> _What is required_
Write out each line in which the string "shielding" is present.

[Start of Stored rows]

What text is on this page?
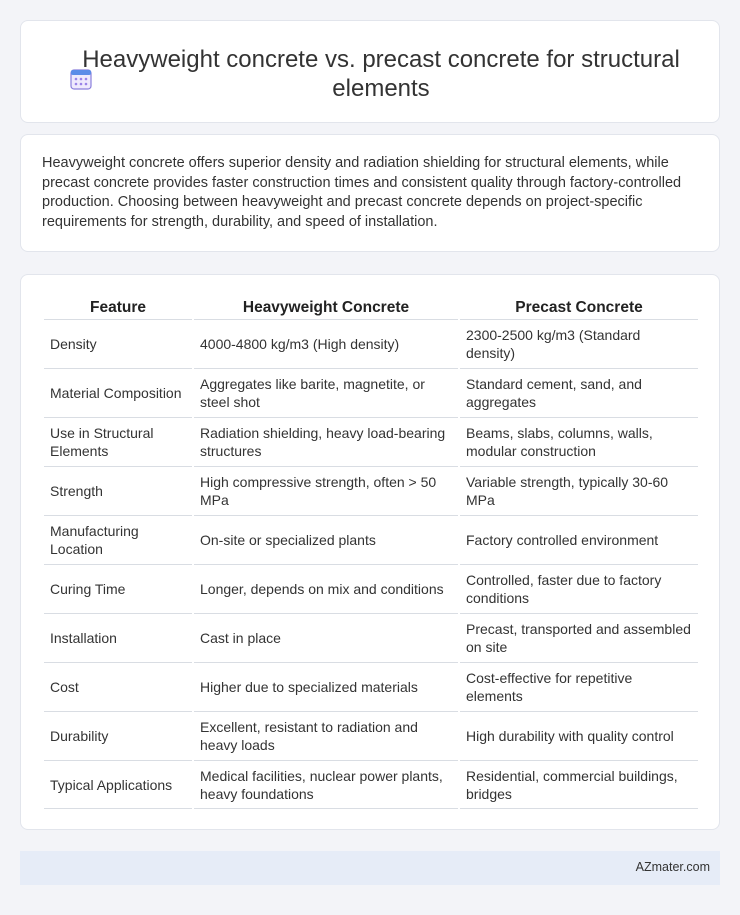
Heavyweight concrete vs. precast concrete for structural elements

Heavyweight concrete offers superior density and radiation shielding for structural elements, while precast concrete provides faster construction times and consistent quality through factory-controlled production. Choosing between heavyweight and precast concrete depends on project-specific requirements for strength, durability, and speed of installation.

Feature	Heavyweight Concrete	Precast Concrete
Density	4000-4800 kg/m3 (High density)	2300-2500 kg/m3 (Standard density)
Material Composition	Aggregates like barite, magnetite, or steel shot	Standard cement, sand, and aggregates
Use in Structural Elements	Radiation shielding, heavy load-bearing structures	Beams, slabs, columns, walls, modular construction
Strength	High compressive strength, often > 50 MPa	Variable strength, typically 30-60 MPa
Manufacturing Location	On-site or specialized plants	Factory controlled environment
Curing Time	Longer, depends on mix and conditions	Controlled, faster due to factory conditions
Installation	Cast in place	Precast, transported and assembled on site
Cost	Higher due to specialized materials	Cost-effective for repetitive elements
Durability	Excellent, resistant to radiation and heavy loads	High durability with quality control
Typical Applications	Medical facilities, nuclear power plants, heavy foundations	Residential, commercial buildings, bridges
AZmater.com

[End of Stored rows]

> _The answer_
Heavyweight concrete offers superior density and radiation shielding for structural elements, while precast concrete provides faster construction times and consistent quality through factory-controlled production. Choosing between heavyweight and precast concrete depends on project-specific requirements for strength, durability, and speed of installation.
Use in Structural Elements	Radiation shielding, heavy load-bearing structures	Beams, slabs, columns, walls, modular construction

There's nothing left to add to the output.